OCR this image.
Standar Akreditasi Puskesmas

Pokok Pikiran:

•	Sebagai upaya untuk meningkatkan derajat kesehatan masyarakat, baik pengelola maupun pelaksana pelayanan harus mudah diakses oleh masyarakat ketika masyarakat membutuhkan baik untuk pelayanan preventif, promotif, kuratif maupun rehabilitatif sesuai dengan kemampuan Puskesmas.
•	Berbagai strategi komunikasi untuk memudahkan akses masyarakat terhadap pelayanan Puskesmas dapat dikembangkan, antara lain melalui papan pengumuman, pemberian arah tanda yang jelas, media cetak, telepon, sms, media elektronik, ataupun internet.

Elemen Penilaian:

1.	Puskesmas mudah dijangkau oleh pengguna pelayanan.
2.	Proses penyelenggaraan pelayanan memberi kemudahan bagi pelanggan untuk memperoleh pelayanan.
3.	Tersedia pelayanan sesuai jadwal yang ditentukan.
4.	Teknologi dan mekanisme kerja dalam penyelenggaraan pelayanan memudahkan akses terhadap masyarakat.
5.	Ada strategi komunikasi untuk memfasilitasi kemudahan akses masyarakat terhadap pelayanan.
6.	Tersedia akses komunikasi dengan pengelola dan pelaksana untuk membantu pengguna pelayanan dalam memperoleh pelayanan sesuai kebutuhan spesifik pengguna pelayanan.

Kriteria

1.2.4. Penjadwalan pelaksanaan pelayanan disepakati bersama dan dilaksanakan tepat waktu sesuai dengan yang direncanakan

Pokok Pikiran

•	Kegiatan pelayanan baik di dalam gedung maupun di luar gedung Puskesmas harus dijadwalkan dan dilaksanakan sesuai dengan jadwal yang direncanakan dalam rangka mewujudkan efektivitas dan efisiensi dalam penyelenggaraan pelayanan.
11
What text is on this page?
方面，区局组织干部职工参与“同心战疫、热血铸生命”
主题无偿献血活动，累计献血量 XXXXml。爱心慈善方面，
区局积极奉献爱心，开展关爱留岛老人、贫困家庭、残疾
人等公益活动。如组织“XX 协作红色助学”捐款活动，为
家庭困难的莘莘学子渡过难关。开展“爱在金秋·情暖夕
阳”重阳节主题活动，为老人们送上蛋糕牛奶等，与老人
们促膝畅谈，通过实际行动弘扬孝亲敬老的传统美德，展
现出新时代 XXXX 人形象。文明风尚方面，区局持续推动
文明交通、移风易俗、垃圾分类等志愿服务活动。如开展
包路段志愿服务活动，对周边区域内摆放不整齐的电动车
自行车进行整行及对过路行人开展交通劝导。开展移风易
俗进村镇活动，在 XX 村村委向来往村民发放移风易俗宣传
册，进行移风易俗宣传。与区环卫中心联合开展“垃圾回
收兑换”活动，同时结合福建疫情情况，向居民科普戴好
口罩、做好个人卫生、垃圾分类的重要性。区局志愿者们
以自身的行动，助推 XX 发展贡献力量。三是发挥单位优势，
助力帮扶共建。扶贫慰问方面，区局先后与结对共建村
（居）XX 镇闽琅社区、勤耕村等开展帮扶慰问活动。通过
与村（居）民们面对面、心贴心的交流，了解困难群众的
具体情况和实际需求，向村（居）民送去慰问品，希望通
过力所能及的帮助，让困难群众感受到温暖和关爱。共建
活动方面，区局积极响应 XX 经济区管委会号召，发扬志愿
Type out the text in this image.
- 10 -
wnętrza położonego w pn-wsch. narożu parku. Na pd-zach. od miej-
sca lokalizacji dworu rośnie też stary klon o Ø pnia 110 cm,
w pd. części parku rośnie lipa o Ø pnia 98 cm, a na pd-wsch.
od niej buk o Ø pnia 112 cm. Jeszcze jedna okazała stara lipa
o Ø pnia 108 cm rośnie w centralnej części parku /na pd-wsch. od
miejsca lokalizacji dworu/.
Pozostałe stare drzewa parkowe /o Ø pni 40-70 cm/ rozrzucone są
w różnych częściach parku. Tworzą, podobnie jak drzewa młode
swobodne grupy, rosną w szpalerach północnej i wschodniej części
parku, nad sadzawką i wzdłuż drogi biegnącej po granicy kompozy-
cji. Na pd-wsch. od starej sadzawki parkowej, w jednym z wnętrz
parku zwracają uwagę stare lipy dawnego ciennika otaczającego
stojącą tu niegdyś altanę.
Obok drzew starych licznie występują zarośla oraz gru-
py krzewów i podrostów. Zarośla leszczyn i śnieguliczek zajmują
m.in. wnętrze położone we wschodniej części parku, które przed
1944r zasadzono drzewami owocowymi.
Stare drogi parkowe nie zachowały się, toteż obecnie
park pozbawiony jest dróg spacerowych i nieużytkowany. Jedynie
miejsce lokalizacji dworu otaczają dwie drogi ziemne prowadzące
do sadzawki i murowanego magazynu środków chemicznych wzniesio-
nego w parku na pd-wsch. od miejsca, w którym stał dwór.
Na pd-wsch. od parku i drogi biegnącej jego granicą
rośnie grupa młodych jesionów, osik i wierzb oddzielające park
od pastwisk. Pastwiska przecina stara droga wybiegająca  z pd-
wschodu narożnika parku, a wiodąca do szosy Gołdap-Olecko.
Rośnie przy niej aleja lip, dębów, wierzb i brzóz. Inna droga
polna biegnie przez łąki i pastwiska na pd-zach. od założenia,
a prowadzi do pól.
·····
▶ _Task instructions_
Pull every line containing "lipa" out of the data above.

▶ _Solved problem_
w pd. części parku rośnie lipa o Ø pnia 98 cm, a na pd-wsch.
od niej buk o Ø pnia 112 cm. Jeszcze jedna okazała stara lipa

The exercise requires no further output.